INSTRUCTIONS FOR THE TASK. Return copies of the lines below that mention "content".

ENTRIES SUPPLIED.
——

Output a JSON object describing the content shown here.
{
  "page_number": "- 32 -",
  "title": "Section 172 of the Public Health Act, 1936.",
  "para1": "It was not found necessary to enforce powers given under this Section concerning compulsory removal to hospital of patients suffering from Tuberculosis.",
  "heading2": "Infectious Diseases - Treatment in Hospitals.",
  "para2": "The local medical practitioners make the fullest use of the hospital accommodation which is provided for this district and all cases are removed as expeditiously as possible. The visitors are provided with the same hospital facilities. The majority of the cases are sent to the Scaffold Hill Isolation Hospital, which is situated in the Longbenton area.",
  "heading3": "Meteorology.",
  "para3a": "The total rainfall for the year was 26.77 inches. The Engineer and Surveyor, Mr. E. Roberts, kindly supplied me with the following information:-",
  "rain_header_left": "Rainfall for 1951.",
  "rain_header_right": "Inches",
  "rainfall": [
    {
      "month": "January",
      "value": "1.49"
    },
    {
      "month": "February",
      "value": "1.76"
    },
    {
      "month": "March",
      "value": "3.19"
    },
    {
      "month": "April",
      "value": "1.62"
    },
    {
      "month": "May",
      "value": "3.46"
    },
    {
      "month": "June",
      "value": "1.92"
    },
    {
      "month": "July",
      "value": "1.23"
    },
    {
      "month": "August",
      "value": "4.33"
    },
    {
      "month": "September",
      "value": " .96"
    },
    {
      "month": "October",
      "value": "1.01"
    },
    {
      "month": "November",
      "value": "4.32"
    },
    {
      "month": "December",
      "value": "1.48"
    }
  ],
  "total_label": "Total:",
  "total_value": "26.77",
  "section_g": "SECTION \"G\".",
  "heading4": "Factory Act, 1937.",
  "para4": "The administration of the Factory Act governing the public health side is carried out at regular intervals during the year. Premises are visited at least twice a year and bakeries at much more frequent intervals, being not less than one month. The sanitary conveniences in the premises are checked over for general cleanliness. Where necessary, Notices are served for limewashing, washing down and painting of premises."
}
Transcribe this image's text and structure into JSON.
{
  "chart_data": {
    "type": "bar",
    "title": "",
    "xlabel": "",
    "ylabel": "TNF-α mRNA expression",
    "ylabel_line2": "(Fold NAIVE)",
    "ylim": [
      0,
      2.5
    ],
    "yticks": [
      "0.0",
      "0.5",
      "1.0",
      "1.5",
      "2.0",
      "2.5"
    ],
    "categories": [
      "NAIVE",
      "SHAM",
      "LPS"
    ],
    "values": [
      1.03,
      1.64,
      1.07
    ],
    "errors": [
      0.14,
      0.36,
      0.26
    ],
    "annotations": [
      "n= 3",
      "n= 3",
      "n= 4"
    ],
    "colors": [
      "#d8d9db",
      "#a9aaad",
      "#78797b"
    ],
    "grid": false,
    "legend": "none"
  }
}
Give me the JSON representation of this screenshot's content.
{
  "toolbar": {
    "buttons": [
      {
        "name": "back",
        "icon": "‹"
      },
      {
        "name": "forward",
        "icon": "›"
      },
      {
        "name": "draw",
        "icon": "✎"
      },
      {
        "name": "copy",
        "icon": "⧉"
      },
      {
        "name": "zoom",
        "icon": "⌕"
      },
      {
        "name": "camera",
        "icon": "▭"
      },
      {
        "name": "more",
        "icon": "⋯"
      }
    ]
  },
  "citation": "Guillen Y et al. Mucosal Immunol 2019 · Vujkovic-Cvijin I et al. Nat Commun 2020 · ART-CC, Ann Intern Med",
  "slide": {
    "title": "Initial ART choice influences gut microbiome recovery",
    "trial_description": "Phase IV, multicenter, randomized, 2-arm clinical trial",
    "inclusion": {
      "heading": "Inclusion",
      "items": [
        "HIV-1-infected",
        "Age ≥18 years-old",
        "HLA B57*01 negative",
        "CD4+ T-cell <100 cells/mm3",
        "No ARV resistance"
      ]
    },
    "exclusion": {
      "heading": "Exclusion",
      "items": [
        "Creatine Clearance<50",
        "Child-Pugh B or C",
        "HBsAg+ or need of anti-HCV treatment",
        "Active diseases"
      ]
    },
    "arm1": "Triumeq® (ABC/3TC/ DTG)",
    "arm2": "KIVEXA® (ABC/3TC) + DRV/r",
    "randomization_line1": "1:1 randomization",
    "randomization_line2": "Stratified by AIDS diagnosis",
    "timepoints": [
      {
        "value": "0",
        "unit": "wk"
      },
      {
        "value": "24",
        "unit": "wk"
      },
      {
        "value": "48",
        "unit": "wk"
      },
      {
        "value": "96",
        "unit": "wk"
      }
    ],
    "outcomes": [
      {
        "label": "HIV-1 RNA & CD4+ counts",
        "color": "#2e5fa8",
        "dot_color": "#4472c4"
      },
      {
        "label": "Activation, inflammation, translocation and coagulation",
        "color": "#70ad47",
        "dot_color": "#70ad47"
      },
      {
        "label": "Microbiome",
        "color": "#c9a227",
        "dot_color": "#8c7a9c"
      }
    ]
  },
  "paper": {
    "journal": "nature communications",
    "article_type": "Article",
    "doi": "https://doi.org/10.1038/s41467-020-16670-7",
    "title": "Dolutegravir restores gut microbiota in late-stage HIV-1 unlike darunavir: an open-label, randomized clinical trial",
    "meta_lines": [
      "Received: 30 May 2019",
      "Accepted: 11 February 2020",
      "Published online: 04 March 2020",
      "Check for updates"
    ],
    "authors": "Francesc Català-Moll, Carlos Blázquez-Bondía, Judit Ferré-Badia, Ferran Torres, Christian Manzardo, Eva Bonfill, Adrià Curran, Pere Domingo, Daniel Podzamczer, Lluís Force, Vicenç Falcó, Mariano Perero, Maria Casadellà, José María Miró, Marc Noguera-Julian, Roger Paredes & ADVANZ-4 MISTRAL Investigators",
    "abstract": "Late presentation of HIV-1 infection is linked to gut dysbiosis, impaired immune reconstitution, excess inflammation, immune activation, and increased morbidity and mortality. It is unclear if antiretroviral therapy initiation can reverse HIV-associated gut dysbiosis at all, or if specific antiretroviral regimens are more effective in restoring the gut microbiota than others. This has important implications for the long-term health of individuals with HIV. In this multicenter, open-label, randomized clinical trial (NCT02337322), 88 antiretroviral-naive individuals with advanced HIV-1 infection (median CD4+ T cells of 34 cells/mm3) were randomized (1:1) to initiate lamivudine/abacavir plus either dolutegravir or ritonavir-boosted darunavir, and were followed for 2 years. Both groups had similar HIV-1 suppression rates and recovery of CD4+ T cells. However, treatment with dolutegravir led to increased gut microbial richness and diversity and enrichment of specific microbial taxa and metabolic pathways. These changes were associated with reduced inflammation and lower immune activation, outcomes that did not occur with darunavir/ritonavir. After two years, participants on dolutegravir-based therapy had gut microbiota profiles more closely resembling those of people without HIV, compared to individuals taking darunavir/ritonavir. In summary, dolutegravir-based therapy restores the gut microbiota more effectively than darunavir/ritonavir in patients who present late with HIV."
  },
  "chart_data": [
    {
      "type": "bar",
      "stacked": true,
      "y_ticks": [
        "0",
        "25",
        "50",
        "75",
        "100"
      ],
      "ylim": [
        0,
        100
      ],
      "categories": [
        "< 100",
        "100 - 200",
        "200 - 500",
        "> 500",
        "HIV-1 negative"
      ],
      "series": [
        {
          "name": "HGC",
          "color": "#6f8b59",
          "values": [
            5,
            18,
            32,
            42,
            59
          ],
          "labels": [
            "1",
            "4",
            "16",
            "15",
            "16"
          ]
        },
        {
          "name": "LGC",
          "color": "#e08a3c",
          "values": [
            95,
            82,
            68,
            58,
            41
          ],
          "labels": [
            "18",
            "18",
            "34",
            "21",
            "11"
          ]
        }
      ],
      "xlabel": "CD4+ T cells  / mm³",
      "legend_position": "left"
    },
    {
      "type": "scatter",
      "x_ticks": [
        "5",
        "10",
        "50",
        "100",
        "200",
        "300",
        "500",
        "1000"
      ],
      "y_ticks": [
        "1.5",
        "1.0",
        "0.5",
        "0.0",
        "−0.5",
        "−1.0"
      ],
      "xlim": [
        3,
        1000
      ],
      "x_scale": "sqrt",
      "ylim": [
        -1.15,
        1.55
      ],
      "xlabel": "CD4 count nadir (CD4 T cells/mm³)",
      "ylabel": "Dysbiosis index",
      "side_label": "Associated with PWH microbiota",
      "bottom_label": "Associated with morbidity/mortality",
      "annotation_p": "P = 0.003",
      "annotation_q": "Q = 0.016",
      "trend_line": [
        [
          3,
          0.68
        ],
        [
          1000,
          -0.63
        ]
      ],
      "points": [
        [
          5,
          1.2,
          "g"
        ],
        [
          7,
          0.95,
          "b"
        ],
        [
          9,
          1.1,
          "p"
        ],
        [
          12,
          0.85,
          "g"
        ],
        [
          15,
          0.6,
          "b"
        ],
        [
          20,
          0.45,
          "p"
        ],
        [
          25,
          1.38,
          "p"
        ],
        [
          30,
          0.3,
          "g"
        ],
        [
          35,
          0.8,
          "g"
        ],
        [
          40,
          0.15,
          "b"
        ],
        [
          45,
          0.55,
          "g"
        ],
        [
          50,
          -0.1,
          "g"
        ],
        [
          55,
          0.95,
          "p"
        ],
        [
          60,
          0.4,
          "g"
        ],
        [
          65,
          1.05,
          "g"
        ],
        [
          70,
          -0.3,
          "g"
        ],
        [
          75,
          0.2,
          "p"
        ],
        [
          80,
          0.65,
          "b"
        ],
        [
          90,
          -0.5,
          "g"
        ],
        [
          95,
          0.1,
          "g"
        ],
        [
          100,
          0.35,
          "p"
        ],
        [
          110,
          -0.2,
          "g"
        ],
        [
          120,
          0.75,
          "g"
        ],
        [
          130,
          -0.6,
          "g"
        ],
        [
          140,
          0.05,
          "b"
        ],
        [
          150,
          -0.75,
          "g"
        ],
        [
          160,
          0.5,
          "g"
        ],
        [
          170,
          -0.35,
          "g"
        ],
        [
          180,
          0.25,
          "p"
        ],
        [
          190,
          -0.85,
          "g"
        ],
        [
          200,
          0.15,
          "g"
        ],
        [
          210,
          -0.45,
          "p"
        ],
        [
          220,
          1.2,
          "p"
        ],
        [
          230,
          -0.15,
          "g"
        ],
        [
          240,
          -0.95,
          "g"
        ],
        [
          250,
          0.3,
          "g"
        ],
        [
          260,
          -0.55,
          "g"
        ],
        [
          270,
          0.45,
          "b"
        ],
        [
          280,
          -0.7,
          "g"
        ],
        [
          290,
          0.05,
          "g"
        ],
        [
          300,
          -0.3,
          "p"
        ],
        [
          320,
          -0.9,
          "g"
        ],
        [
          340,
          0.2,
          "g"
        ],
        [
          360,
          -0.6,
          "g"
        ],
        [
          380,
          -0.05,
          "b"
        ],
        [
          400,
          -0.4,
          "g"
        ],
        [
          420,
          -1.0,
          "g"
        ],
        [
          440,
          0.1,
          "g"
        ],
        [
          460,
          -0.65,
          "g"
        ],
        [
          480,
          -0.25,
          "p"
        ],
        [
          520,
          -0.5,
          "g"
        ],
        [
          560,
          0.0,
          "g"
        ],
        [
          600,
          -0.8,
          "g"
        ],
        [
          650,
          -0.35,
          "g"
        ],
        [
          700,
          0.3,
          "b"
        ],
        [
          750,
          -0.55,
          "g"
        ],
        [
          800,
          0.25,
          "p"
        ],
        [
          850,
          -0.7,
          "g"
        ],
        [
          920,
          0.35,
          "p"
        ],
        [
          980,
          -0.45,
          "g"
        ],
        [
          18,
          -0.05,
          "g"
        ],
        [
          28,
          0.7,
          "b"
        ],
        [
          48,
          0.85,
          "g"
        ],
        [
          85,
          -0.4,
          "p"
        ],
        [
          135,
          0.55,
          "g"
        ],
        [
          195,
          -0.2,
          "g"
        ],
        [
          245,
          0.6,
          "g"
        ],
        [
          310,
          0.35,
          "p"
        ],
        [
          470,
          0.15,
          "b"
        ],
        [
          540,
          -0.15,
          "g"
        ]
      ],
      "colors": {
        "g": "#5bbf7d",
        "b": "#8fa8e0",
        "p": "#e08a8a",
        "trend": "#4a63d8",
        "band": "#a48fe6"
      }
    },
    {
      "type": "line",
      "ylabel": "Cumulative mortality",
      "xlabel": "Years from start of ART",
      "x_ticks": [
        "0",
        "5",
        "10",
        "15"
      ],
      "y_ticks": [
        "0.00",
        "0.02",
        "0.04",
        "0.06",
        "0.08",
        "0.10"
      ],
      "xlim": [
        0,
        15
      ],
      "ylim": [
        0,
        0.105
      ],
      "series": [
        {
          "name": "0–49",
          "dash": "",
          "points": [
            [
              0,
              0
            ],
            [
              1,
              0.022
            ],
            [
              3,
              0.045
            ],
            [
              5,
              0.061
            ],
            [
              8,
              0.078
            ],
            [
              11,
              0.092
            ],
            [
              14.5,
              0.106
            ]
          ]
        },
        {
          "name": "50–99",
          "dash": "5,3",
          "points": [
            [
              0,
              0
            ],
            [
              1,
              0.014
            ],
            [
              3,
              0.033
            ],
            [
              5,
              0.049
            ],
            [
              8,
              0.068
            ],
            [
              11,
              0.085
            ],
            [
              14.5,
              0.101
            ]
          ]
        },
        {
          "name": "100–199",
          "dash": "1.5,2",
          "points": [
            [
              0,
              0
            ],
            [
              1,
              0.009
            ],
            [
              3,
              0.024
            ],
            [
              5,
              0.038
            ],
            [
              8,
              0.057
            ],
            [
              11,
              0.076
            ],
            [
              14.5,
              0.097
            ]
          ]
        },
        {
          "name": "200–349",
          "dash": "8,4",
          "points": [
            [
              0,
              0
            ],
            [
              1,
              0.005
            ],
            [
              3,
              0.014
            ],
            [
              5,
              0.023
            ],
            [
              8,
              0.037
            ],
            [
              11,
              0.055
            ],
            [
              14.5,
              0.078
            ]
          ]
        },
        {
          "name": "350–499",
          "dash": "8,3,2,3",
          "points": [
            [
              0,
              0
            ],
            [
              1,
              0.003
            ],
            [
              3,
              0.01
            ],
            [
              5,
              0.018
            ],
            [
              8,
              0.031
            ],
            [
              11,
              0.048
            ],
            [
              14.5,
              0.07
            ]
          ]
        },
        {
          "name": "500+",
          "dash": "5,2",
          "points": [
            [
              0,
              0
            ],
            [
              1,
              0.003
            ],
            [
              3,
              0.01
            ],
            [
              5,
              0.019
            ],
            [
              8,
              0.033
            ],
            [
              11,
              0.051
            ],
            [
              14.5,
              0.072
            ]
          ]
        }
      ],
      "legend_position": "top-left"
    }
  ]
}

——

RESULT OF THIS TASK.
Output a JSON object describing the content shown here.
Give me the JSON representation of this screenshot's content.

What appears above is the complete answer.